(Data entries)
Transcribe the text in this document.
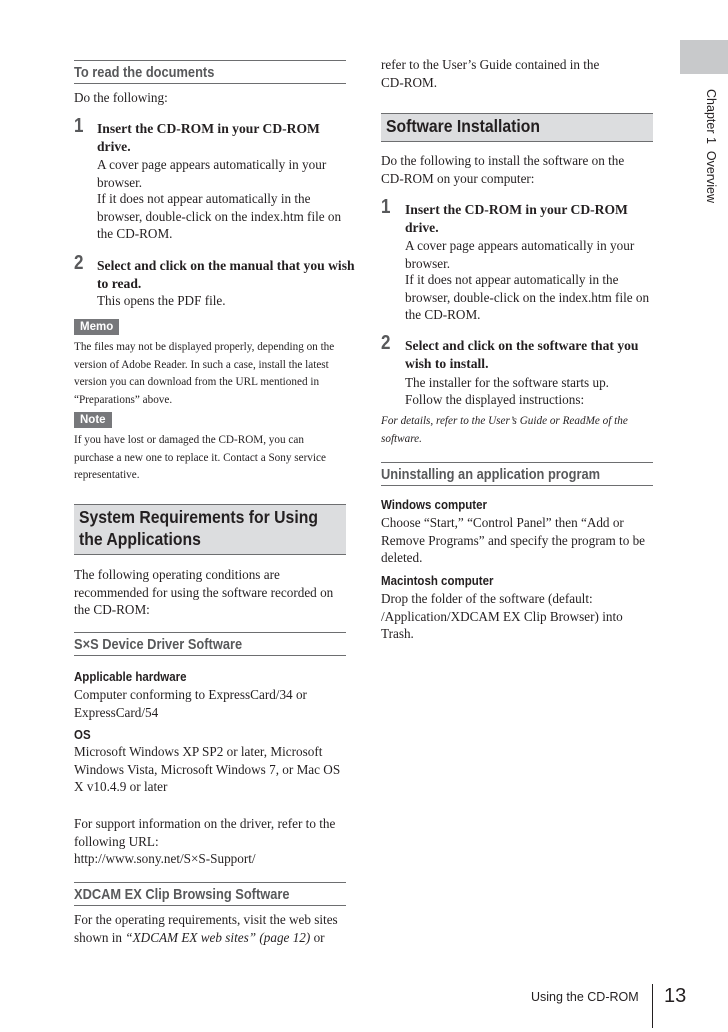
Chapter 1  Overview
To read the documents
Do the following:
1 Insert the CD-ROM in your CD-ROM drive.
A cover page appears automatically in your browser.
If it does not appear automatically in the browser, double-click on the index.htm file on the CD-ROM.
2 Select and click on the manual that you wish to read.
This opens the PDF file.
Memo
The files may not be displayed properly, depending on the version of Adobe Reader. In such a case, install the latest version you can download from the URL mentioned in “Preparations” above.
Note
If you have lost or damaged the CD-ROM, you can purchase a new one to replace it. Contact a Sony service representative.
System Requirements for Using
the Applications
The following operating conditions are recommended for using the software recorded on the CD-ROM:
S×S Device Driver Software
Applicable hardware
Computer conforming to ExpressCard/34 or ExpressCard/54
OS
Microsoft Windows XP SP2 or later, Microsoft Windows Vista, Microsoft Windows 7, or Mac OS X v10.4.9 or later
For support information on the driver, refer to the following URL:
http://www.sony.net/S×S-Support/
XDCAM EX Clip Browsing Software
For the operating requirements, visit the web sites shown in “XDCAM EX web sites” (page 12) or
refer to the User’s Guide contained in the CD-ROM.
Software Installation
Do the following to install the software on the CD-ROM on your computer:
1 Insert the CD-ROM in your CD-ROM drive.
A cover page appears automatically in your browser.
If it does not appear automatically in the browser, double-click on the index.htm file on the CD-ROM.
2 Select and click on the software that you wish to install.
The installer for the software starts up.
Follow the displayed instructions:
For details, refer to the User’s Guide or ReadMe of the software.
Uninstalling an application program
Windows computer
Choose “Start,” “Control Panel” then “Add or Remove Programs” and specify the program to be deleted.
Macintosh computer
Drop the folder of the software (default: /Application/XDCAM EX Clip Browser) into Trash.
Using the CD-ROM 13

DIRECTIVE: Output the entries above exactly, without their pictures.

WORKED SOLUTION:
Transcribe the text in this document.
Chapter 1  Overview
To read the documents
Do the following:
1 Insert the CD-ROM in your CD-ROM drive.
A cover page appears automatically in your browser.
If it does not appear automatically in the browser, double-click on the index.htm file on the CD-ROM.
2 Select and click on the manual that you wish to read.
This opens the PDF file.
Memo
The files may not be displayed properly, depending on the version of Adobe Reader. In such a case, install the latest version you can download from the URL mentioned in “Preparations” above.
Note
If you have lost or damaged the CD-ROM, you can purchase a new one to replace it. Contact a Sony service representative.
System Requirements for Using
the Applications
The following operating conditions are recommended for using the software recorded on the CD-ROM:
S×S Device Driver Software
Applicable hardware
Computer conforming to ExpressCard/34 or ExpressCard/54
OS
Microsoft Windows XP SP2 or later, Microsoft Windows Vista, Microsoft Windows 7, or Mac OS X v10.4.9 or later
For support information on the driver, refer to the following URL:
http://www.sony.net/S×S-Support/
XDCAM EX Clip Browsing Software
For the operating requirements, visit the web sites shown in “XDCAM EX web sites” (page 12) or
refer to the User’s Guide contained in the CD-ROM.
Software Installation
Do the following to install the software on the CD-ROM on your computer:
1 Insert the CD-ROM in your CD-ROM drive.
A cover page appears automatically in your browser.
If it does not appear automatically in the browser, double-click on the index.htm file on the CD-ROM.
2 Select and click on the software that you wish to install.
The installer for the software starts up.
Follow the displayed instructions:
For details, refer to the User’s Guide or ReadMe of the software.
Uninstalling an application program
Windows computer
Choose “Start,” “Control Panel” then “Add or Remove Programs” and specify the program to be deleted.
Macintosh computer
Drop the folder of the software (default: /Application/XDCAM EX Clip Browser) into Trash.
Using the CD-ROM 13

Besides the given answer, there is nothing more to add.